## BEGIN Information given
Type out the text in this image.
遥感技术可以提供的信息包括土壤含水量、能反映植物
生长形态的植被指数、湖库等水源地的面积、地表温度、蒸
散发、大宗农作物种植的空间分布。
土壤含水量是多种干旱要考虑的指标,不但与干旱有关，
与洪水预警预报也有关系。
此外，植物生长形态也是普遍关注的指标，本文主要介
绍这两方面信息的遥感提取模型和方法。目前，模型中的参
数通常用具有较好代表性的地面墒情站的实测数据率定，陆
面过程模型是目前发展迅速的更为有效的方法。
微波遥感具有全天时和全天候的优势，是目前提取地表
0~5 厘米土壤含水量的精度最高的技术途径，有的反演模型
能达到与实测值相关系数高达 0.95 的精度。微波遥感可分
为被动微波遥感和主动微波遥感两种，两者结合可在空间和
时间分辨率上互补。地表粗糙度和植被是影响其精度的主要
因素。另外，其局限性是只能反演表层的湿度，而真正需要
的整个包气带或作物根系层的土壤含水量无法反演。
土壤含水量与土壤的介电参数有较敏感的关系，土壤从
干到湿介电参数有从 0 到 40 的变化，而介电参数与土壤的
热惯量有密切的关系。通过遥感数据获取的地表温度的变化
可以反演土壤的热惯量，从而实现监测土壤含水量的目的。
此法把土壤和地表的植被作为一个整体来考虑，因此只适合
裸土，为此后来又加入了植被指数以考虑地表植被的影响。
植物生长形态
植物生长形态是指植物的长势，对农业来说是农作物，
## END Information given
Write out every entry again exactly, please, with nothing missing.

▸ **Result of the task**
Type out the text in this image.
遥感技术可以提供的信息包括土壤含水量、能反映植物
生长形态的植被指数、湖库等水源地的面积、地表温度、蒸
散发、大宗农作物种植的空间分布。
土壤含水量是多种干旱要考虑的指标,不但与干旱有关，
与洪水预警预报也有关系。
此外，植物生长形态也是普遍关注的指标，本文主要介
绍这两方面信息的遥感提取模型和方法。目前，模型中的参
数通常用具有较好代表性的地面墒情站的实测数据率定，陆
面过程模型是目前发展迅速的更为有效的方法。
微波遥感具有全天时和全天候的优势，是目前提取地表
0~5 厘米土壤含水量的精度最高的技术途径，有的反演模型
能达到与实测值相关系数高达 0.95 的精度。微波遥感可分
为被动微波遥感和主动微波遥感两种，两者结合可在空间和
时间分辨率上互补。地表粗糙度和植被是影响其精度的主要
因素。另外，其局限性是只能反演表层的湿度，而真正需要
的整个包气带或作物根系层的土壤含水量无法反演。
土壤含水量与土壤的介电参数有较敏感的关系，土壤从
干到湿介电参数有从 0 到 40 的变化，而介电参数与土壤的
热惯量有密切的关系。通过遥感数据获取的地表温度的变化
可以反演土壤的热惯量，从而实现监测土壤含水量的目的。
此法把土壤和地表的植被作为一个整体来考虑，因此只适合
裸土，为此后来又加入了植被指数以考虑地表植被的影响。
植物生长形态
植物生长形态是指植物的长势，对农业来说是农作物，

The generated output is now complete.